**Written exercise:**
The records that follow are to be transcribed in full, without their images.

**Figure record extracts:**
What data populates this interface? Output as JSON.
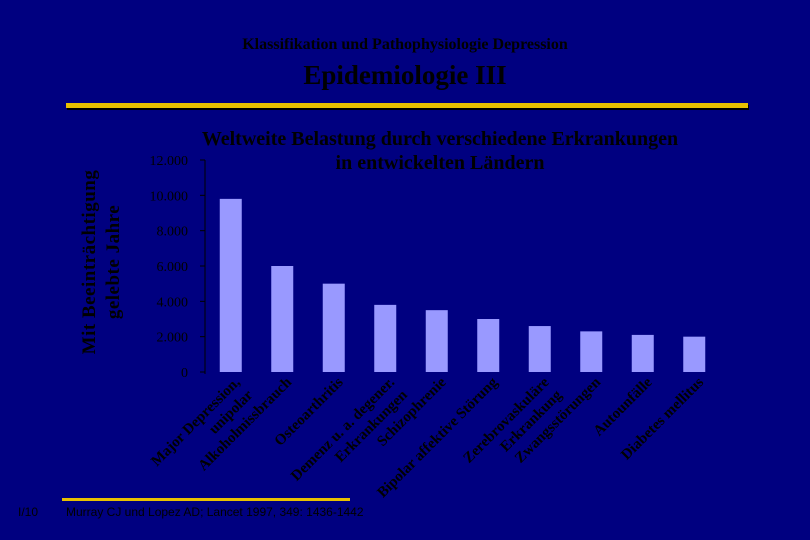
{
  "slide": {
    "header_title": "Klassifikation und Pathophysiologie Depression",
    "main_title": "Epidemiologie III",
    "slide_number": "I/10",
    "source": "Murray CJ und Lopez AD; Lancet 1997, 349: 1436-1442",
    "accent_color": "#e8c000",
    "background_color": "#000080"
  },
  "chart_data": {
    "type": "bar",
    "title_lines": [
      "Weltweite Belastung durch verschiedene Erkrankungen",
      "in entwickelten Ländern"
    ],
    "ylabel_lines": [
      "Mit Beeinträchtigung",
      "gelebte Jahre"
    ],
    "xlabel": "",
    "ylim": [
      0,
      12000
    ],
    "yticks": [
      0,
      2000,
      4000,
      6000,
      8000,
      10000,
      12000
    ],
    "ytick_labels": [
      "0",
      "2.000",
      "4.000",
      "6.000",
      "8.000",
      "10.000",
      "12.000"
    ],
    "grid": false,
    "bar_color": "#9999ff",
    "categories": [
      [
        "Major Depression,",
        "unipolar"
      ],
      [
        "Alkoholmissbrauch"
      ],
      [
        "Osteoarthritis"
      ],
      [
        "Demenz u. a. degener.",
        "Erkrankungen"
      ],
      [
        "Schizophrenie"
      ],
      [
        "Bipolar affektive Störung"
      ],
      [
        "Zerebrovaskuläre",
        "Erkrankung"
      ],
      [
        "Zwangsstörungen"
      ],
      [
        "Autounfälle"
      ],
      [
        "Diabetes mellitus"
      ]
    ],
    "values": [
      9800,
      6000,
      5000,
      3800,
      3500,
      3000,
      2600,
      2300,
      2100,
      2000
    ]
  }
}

**Result of the task:**
What data populates this interface? Output as JSON.
{
  "slide": {
    "header_title": "Klassifikation und Pathophysiologie Depression",
    "main_title": "Epidemiologie III",
    "slide_number": "I/10",
    "source": "Murray CJ und Lopez AD; Lancet 1997, 349: 1436-1442",
    "accent_color": "#e8c000",
    "background_color": "#000080"
  },
  "chart_data": {
    "type": "bar",
    "title_lines": [
      "Weltweite Belastung durch verschiedene Erkrankungen",
      "in entwickelten Ländern"
    ],
    "ylabel_lines": [
      "Mit Beeinträchtigung",
      "gelebte Jahre"
    ],
    "xlabel": "",
    "ylim": [
      0,
      12000
    ],
    "yticks": [
      0,
      2000,
      4000,
      6000,
      8000,
      10000,
      12000
    ],
    "ytick_labels": [
      "0",
      "2.000",
      "4.000",
      "6.000",
      "8.000",
      "10.000",
      "12.000"
    ],
    "grid": false,
    "bar_color": "#9999ff",
    "categories": [
      [
        "Major Depression,",
        "unipolar"
      ],
      [
        "Alkoholmissbrauch"
      ],
      [
        "Osteoarthritis"
      ],
      [
        "Demenz u. a. degener.",
        "Erkrankungen"
      ],
      [
        "Schizophrenie"
      ],
      [
        "Bipolar affektive Störung"
      ],
      [
        "Zerebrovaskuläre",
        "Erkrankung"
      ],
      [
        "Zwangsstörungen"
      ],
      [
        "Autounfälle"
      ],
      [
        "Diabetes mellitus"
      ]
    ],
    "values": [
      9800,
      6000,
      5000,
      3800,
      3500,
      3000,
      2600,
      2300,
      2100,
      2000
    ]
  }
}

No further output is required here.